(Extracted data entries)
□ □ □
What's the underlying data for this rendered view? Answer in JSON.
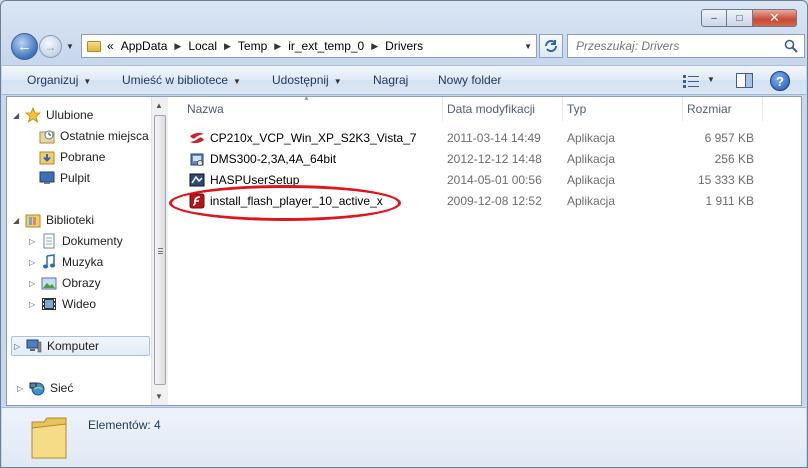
{
  "window": {
    "minimize_glyph": "–",
    "maximize_glyph": "□",
    "close_glyph": "✕"
  },
  "address_bar": {
    "overflow": "«",
    "crumbs": [
      "AppData",
      "Local",
      "Temp",
      "ir_ext_temp_0",
      "Drivers"
    ]
  },
  "search": {
    "placeholder": "Przeszukaj: Drivers"
  },
  "toolbar": {
    "organize": "Organizuj",
    "include_in_library": "Umieść w bibliotece",
    "share": "Udostępnij",
    "burn": "Nagraj",
    "new_folder": "Nowy folder"
  },
  "nav": {
    "favorites": "Ulubione",
    "recent": "Ostatnie miejsca",
    "downloads": "Pobrane",
    "desktop": "Pulpit",
    "libraries": "Biblioteki",
    "documents": "Dokumenty",
    "music": "Muzyka",
    "pictures": "Obrazy",
    "videos": "Wideo",
    "computer": "Komputer",
    "network": "Sieć"
  },
  "columns": {
    "name": "Nazwa",
    "modified": "Data modyfikacji",
    "type": "Typ",
    "size": "Rozmiar"
  },
  "files": [
    {
      "name": "CP210x_VCP_Win_XP_S2K3_Vista_7",
      "modified": "2011-03-14 14:49",
      "type": "Aplikacja",
      "size": "6 957 KB",
      "icon": "silabs-installer-icon"
    },
    {
      "name": "DMS300-2,3A,4A_64bit",
      "modified": "2012-12-12 14:48",
      "type": "Aplikacja",
      "size": "256 KB",
      "icon": "setup-app-icon"
    },
    {
      "name": "HASPUserSetup",
      "modified": "2014-05-01 00:56",
      "type": "Aplikacja",
      "size": "15 333 KB",
      "icon": "hasp-setup-icon"
    },
    {
      "name": "install_flash_player_10_active_x",
      "modified": "2009-12-08 12:52",
      "type": "Aplikacja",
      "size": "1 911 KB",
      "icon": "flash-player-icon"
    }
  ],
  "annotation_color": "#e2131b",
  "details": {
    "count_label": "Elementów: 4"
  }
}
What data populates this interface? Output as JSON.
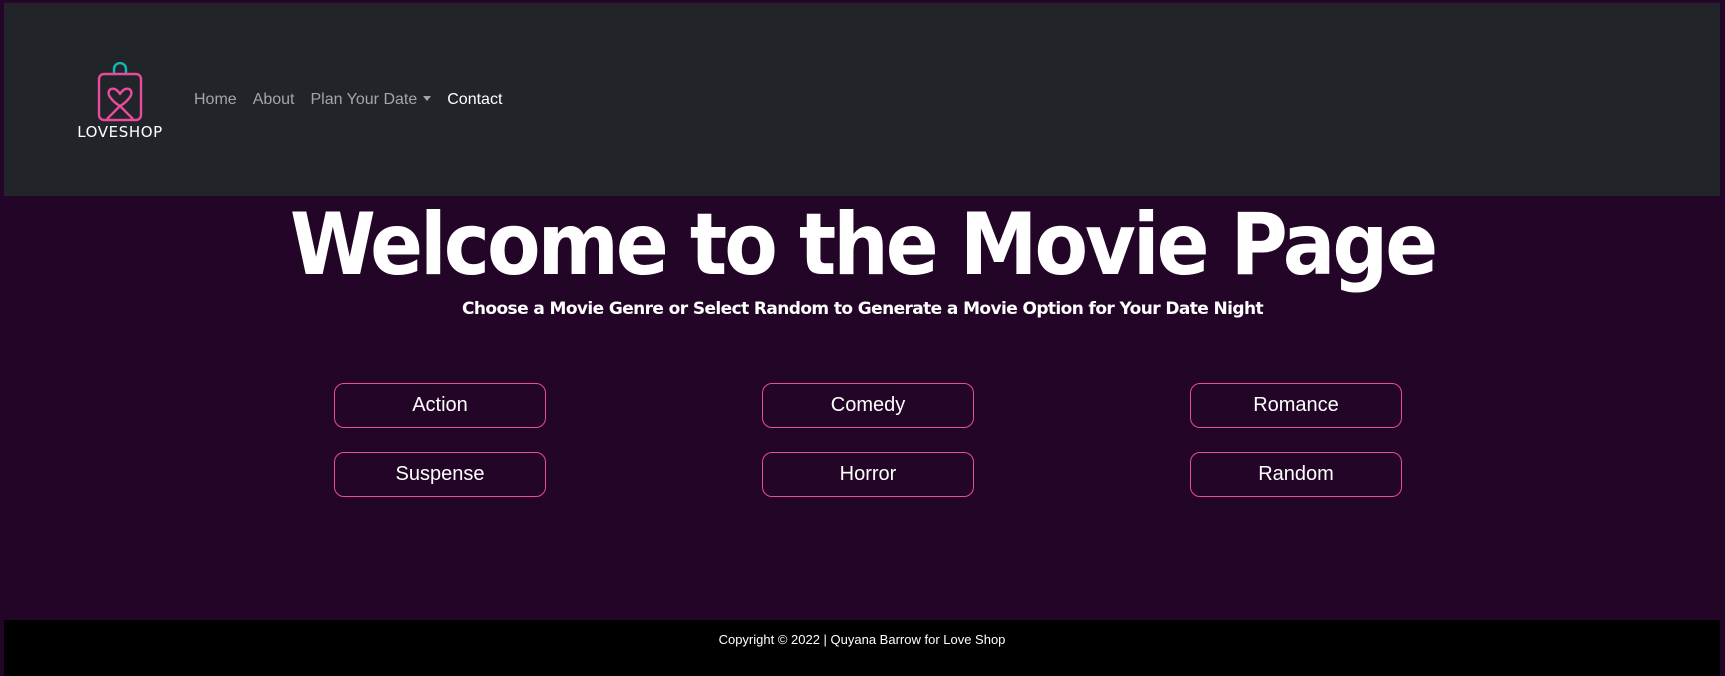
□ □ □
Task statement: Pull out all lines from the entries above in which the word "icon" appears.

Answer to this task:
      "icon": "silabs-installer-icon"
      "icon": "setup-app-icon"
      "icon": "hasp-setup-icon"
      "icon": "flash-player-icon"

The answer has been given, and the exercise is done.